Stored data:
·····

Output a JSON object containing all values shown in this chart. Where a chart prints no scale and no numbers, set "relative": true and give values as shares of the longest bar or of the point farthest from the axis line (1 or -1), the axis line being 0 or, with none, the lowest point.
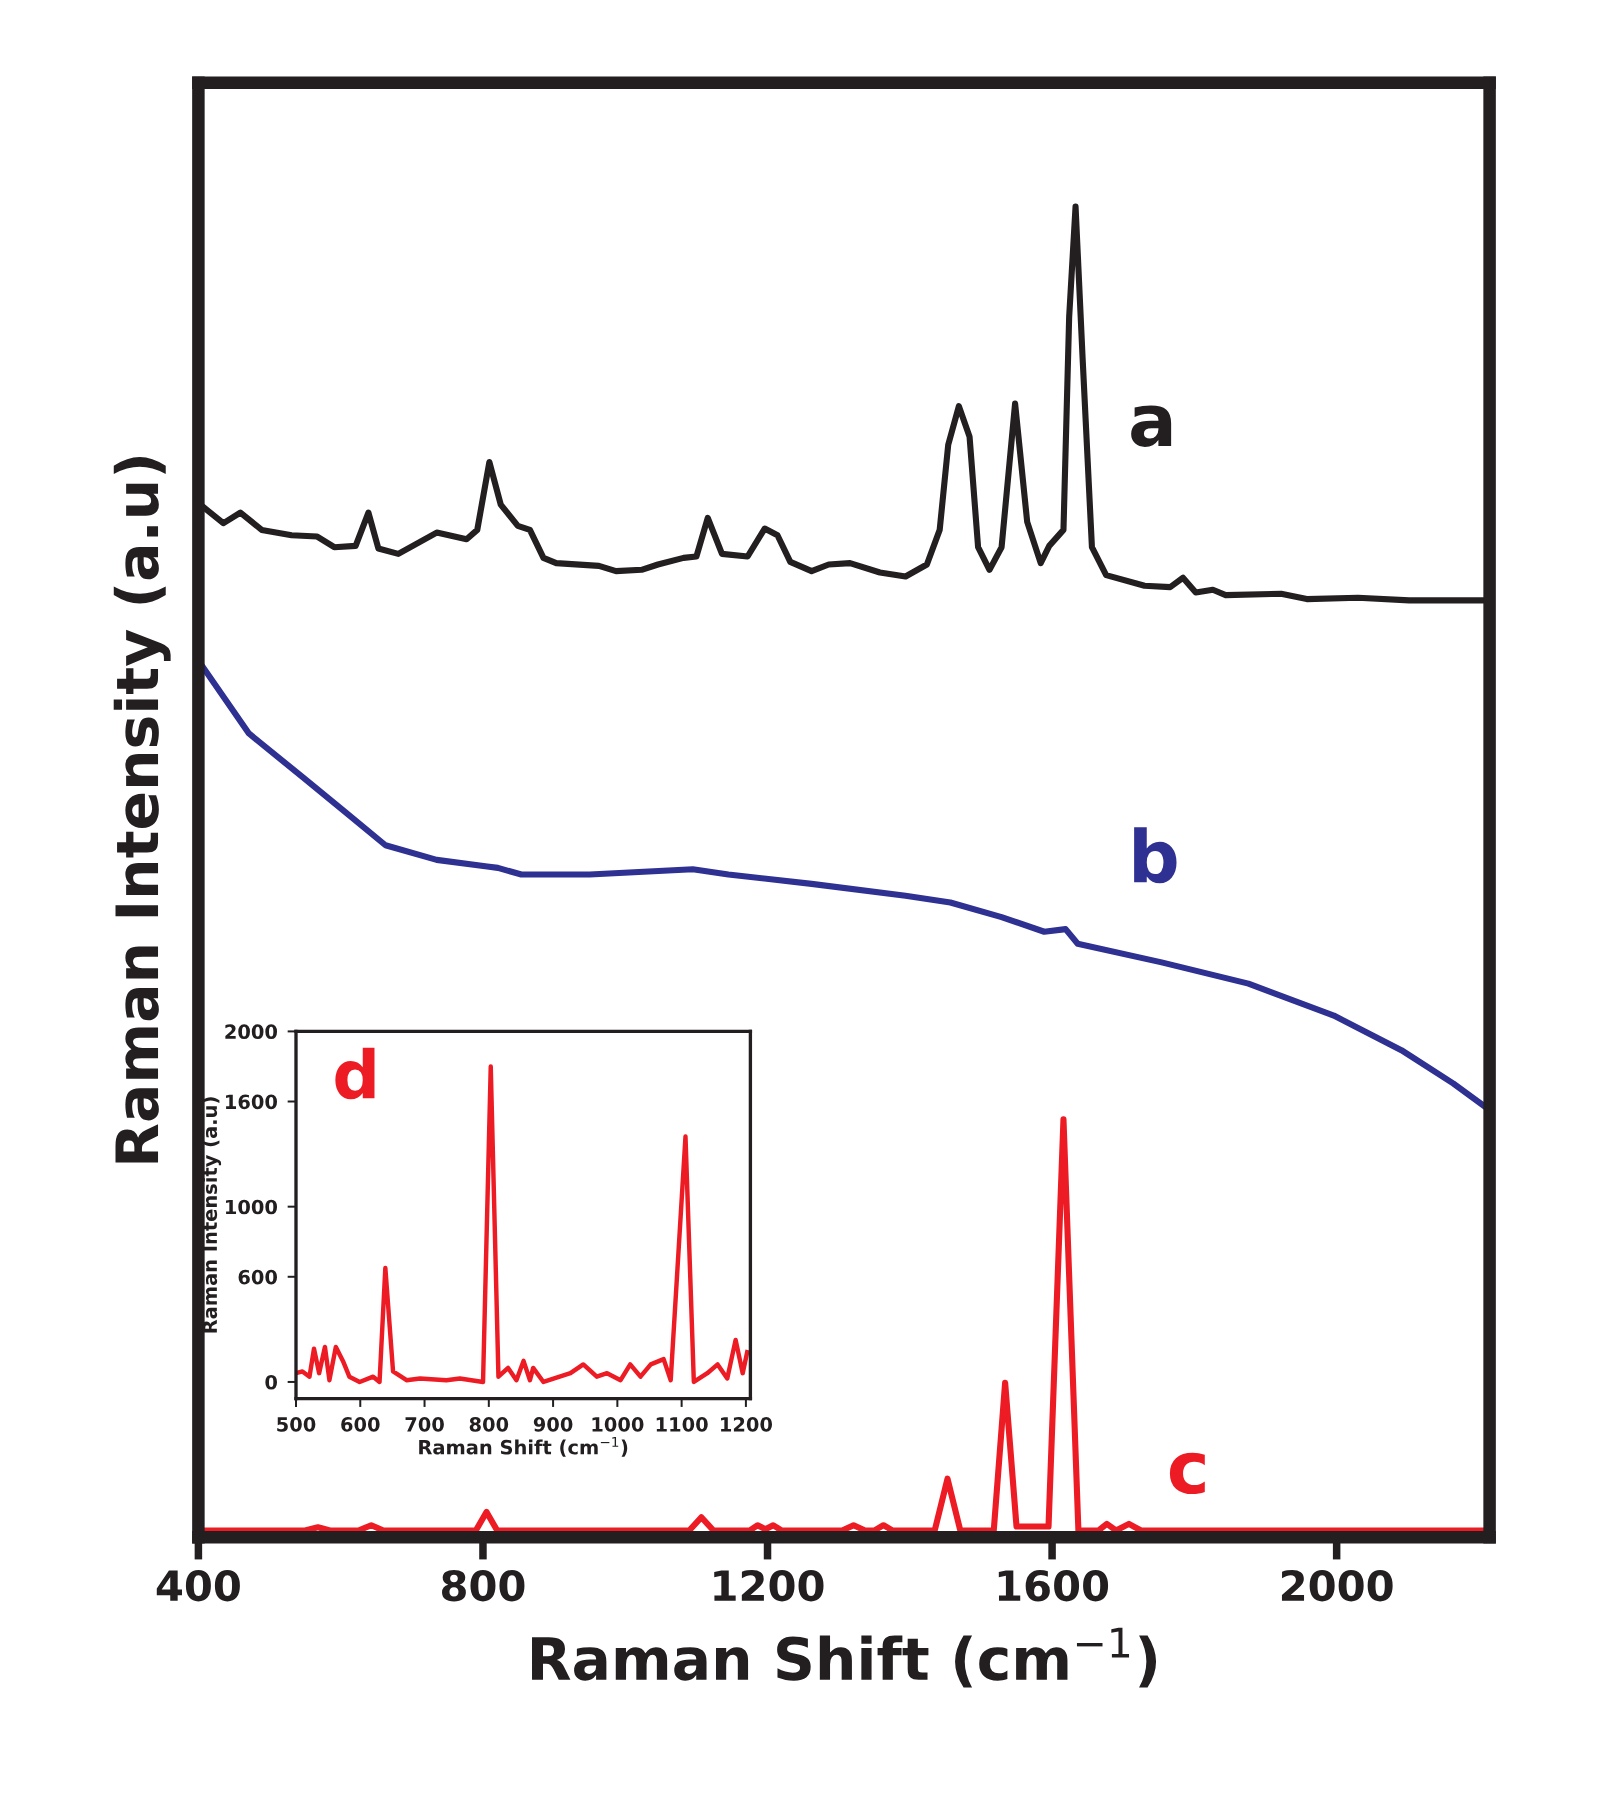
{
  "chart_data": [
    {
      "type": "line",
      "xlabel": "Raman Shift (cm$^{−1}$)",
      "ylabel": "Raman Intensity (a.u)",
      "relative": true,
      "xlim": [
        400,
        2215
      ],
      "xticks": [
        400,
        800,
        1200,
        1600,
        2000
      ],
      "tick_labels": "x",
      "legend": false,
      "grid": false,
      "series": [
        {
          "name": "a",
          "color": "#231f20",
          "x": [
            405,
            435,
            459,
            489,
            531,
            567,
            591,
            621,
            639,
            653,
            681,
            735,
            777,
            792,
            809,
            825,
            849,
            866,
            885,
            903,
            963,
            987,
            1023,
            1046,
            1082,
            1100,
            1116,
            1136,
            1172,
            1196,
            1214,
            1232,
            1262,
            1286,
            1316,
            1358,
            1394,
            1424,
            1442,
            1454,
            1469,
            1484,
            1496,
            1512,
            1529,
            1548,
            1565,
            1584,
            1596,
            1616,
            1624,
            1633,
            1643,
            1656,
            1676,
            1730,
            1766,
            1784,
            1802,
            1826,
            1844,
            1922,
            1958,
            2030,
            2102,
            2210
          ],
          "values": [
            0.775,
            0.762,
            0.77,
            0.757,
            0.753,
            0.752,
            0.744,
            0.745,
            0.77,
            0.743,
            0.739,
            0.755,
            0.75,
            0.757,
            0.808,
            0.776,
            0.76,
            0.757,
            0.736,
            0.732,
            0.73,
            0.726,
            0.727,
            0.731,
            0.736,
            0.737,
            0.766,
            0.739,
            0.737,
            0.758,
            0.753,
            0.733,
            0.726,
            0.731,
            0.732,
            0.725,
            0.722,
            0.731,
            0.757,
            0.821,
            0.85,
            0.827,
            0.744,
            0.727,
            0.744,
            0.852,
            0.763,
            0.732,
            0.745,
            0.757,
            0.917,
            1.0,
            0.885,
            0.744,
            0.723,
            0.715,
            0.714,
            0.721,
            0.71,
            0.712,
            0.708,
            0.709,
            0.705,
            0.706,
            0.704,
            0.704
          ]
        },
        {
          "name": "b",
          "color": "#2e3192",
          "x": [
            405,
            471,
            547,
            604,
            663,
            735,
            806,
            821,
            854,
            950,
            1095,
            1145,
            1262,
            1394,
            1457,
            1529,
            1589,
            1619,
            1636,
            1754,
            1876,
            1996,
            2091,
            2164,
            2210
          ],
          "values": [
            0.655,
            0.604,
            0.571,
            0.546,
            0.52,
            0.509,
            0.504,
            0.503,
            0.498,
            0.498,
            0.502,
            0.498,
            0.491,
            0.482,
            0.477,
            0.466,
            0.455,
            0.457,
            0.446,
            0.432,
            0.416,
            0.392,
            0.366,
            0.341,
            0.323
          ]
        },
        {
          "name": "c",
          "color": "#ed1c24",
          "x": [
            405,
            550,
            568,
            585,
            625,
            643,
            660,
            790,
            805,
            820,
            1090,
            1107,
            1124,
            1175,
            1186,
            1197,
            1208,
            1220,
            1305,
            1321,
            1337,
            1350,
            1363,
            1376,
            1435,
            1453,
            1471,
            1518,
            1534,
            1550,
            1595,
            1616,
            1637,
            1665,
            1677,
            1690,
            1708,
            1725,
            2210
          ],
          "values": [
            0.005,
            0.005,
            0.0075,
            0.005,
            0.005,
            0.009,
            0.005,
            0.005,
            0.019,
            0.005,
            0.005,
            0.015,
            0.005,
            0.005,
            0.009,
            0.006,
            0.009,
            0.005,
            0.005,
            0.009,
            0.005,
            0.005,
            0.009,
            0.005,
            0.005,
            0.044,
            0.005,
            0.005,
            0.116,
            0.008,
            0.008,
            0.314,
            0.005,
            0.005,
            0.01,
            0.005,
            0.01,
            0.005,
            0.005
          ]
        }
      ]
    },
    {
      "type": "line",
      "xlabel": "Raman Shift (cm$^{−1}$)",
      "ylabel": "Raman Intensity (a.u)",
      "xlim": [
        500,
        1207
      ],
      "ylim": [
        -95,
        2000
      ],
      "xticks": [
        500,
        600,
        700,
        800,
        900,
        1000,
        1100,
        1200
      ],
      "yticks": [
        0,
        600,
        1000,
        1600,
        2000
      ],
      "legend": false,
      "grid": false,
      "series": [
        {
          "name": "d",
          "color": "#ed1c24",
          "x": [
            500,
            510,
            521,
            528,
            536,
            545,
            552,
            562,
            573,
            583,
            599,
            620,
            630,
            639,
            651,
            672,
            693,
            734,
            755,
            791,
            803,
            815,
            830,
            843,
            854,
            864,
            869,
            885,
            927,
            947,
            968,
            984,
            1005,
            1020,
            1036,
            1052,
            1072,
            1083,
            1106,
            1119,
            1140,
            1156,
            1171,
            1184,
            1195,
            1202
          ],
          "values": [
            50,
            60,
            30,
            190,
            50,
            200,
            10,
            200,
            120,
            30,
            0,
            30,
            0,
            650,
            60,
            10,
            20,
            10,
            20,
            0,
            1800,
            30,
            80,
            10,
            120,
            10,
            80,
            0,
            50,
            100,
            30,
            50,
            10,
            100,
            30,
            100,
            130,
            10,
            1400,
            0,
            50,
            100,
            20,
            240,
            50,
            170
          ]
        }
      ]
    }
  ]
}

·····

WRITTEN TASK:
Without the pictures, repeat the listing above exactly.

PROBLEM SOLUTION:
Output a JSON object containing all values shown in this chart. Where a chart prints no scale and no numbers, set "relative": true and give values as shares of the longest bar or of the point farthest from the axis line (1 or -1), the axis line being 0 or, with none, the lowest point.
{
  "chart_data": [
    {
      "type": "line",
      "xlabel": "Raman Shift (cm$^{−1}$)",
      "ylabel": "Raman Intensity (a.u)",
      "relative": true,
      "xlim": [
        400,
        2215
      ],
      "xticks": [
        400,
        800,
        1200,
        1600,
        2000
      ],
      "tick_labels": "x",
      "legend": false,
      "grid": false,
      "series": [
        {
          "name": "a",
          "color": "#231f20",
          "x": [
            405,
            435,
            459,
            489,
            531,
            567,
            591,
            621,
            639,
            653,
            681,
            735,
            777,
            792,
            809,
            825,
            849,
            866,
            885,
            903,
            963,
            987,
            1023,
            1046,
            1082,
            1100,
            1116,
            1136,
            1172,
            1196,
            1214,
            1232,
            1262,
            1286,
            1316,
            1358,
            1394,
            1424,
            1442,
            1454,
            1469,
            1484,
            1496,
            1512,
            1529,
            1548,
            1565,
            1584,
            1596,
            1616,
            1624,
            1633,
            1643,
            1656,
            1676,
            1730,
            1766,
            1784,
            1802,
            1826,
            1844,
            1922,
            1958,
            2030,
            2102,
            2210
          ],
          "values": [
            0.775,
            0.762,
            0.77,
            0.757,
            0.753,
            0.752,
            0.744,
            0.745,
            0.77,
            0.743,
            0.739,
            0.755,
            0.75,
            0.757,
            0.808,
            0.776,
            0.76,
            0.757,
            0.736,
            0.732,
            0.73,
            0.726,
            0.727,
            0.731,
            0.736,
            0.737,
            0.766,
            0.739,
            0.737,
            0.758,
            0.753,
            0.733,
            0.726,
            0.731,
            0.732,
            0.725,
            0.722,
            0.731,
            0.757,
            0.821,
            0.85,
            0.827,
            0.744,
            0.727,
            0.744,
            0.852,
            0.763,
            0.732,
            0.745,
            0.757,
            0.917,
            1.0,
            0.885,
            0.744,
            0.723,
            0.715,
            0.714,
            0.721,
            0.71,
            0.712,
            0.708,
            0.709,
            0.705,
            0.706,
            0.704,
            0.704
          ]
        },
        {
          "name": "b",
          "color": "#2e3192",
          "x": [
            405,
            471,
            547,
            604,
            663,
            735,
            806,
            821,
            854,
            950,
            1095,
            1145,
            1262,
            1394,
            1457,
            1529,
            1589,
            1619,
            1636,
            1754,
            1876,
            1996,
            2091,
            2164,
            2210
          ],
          "values": [
            0.655,
            0.604,
            0.571,
            0.546,
            0.52,
            0.509,
            0.504,
            0.503,
            0.498,
            0.498,
            0.502,
            0.498,
            0.491,
            0.482,
            0.477,
            0.466,
            0.455,
            0.457,
            0.446,
            0.432,
            0.416,
            0.392,
            0.366,
            0.341,
            0.323
          ]
        },
        {
          "name": "c",
          "color": "#ed1c24",
          "x": [
            405,
            550,
            568,
            585,
            625,
            643,
            660,
            790,
            805,
            820,
            1090,
            1107,
            1124,
            1175,
            1186,
            1197,
            1208,
            1220,
            1305,
            1321,
            1337,
            1350,
            1363,
            1376,
            1435,
            1453,
            1471,
            1518,
            1534,
            1550,
            1595,
            1616,
            1637,
            1665,
            1677,
            1690,
            1708,
            1725,
            2210
          ],
          "values": [
            0.005,
            0.005,
            0.0075,
            0.005,
            0.005,
            0.009,
            0.005,
            0.005,
            0.019,
            0.005,
            0.005,
            0.015,
            0.005,
            0.005,
            0.009,
            0.006,
            0.009,
            0.005,
            0.005,
            0.009,
            0.005,
            0.005,
            0.009,
            0.005,
            0.005,
            0.044,
            0.005,
            0.005,
            0.116,
            0.008,
            0.008,
            0.314,
            0.005,
            0.005,
            0.01,
            0.005,
            0.01,
            0.005,
            0.005
          ]
        }
      ]
    },
    {
      "type": "line",
      "xlabel": "Raman Shift (cm$^{−1}$)",
      "ylabel": "Raman Intensity (a.u)",
      "xlim": [
        500,
        1207
      ],
      "ylim": [
        -95,
        2000
      ],
      "xticks": [
        500,
        600,
        700,
        800,
        900,
        1000,
        1100,
        1200
      ],
      "yticks": [
        0,
        600,
        1000,
        1600,
        2000
      ],
      "legend": false,
      "grid": false,
      "series": [
        {
          "name": "d",
          "color": "#ed1c24",
          "x": [
            500,
            510,
            521,
            528,
            536,
            545,
            552,
            562,
            573,
            583,
            599,
            620,
            630,
            639,
            651,
            672,
            693,
            734,
            755,
            791,
            803,
            815,
            830,
            843,
            854,
            864,
            869,
            885,
            927,
            947,
            968,
            984,
            1005,
            1020,
            1036,
            1052,
            1072,
            1083,
            1106,
            1119,
            1140,
            1156,
            1171,
            1184,
            1195,
            1202
          ],
          "values": [
            50,
            60,
            30,
            190,
            50,
            200,
            10,
            200,
            120,
            30,
            0,
            30,
            0,
            650,
            60,
            10,
            20,
            10,
            20,
            0,
            1800,
            30,
            80,
            10,
            120,
            10,
            80,
            0,
            50,
            100,
            30,
            50,
            10,
            100,
            30,
            100,
            130,
            10,
            1400,
            0,
            50,
            100,
            20,
            240,
            50,
            170
          ]
        }
      ]
    }
  ]
}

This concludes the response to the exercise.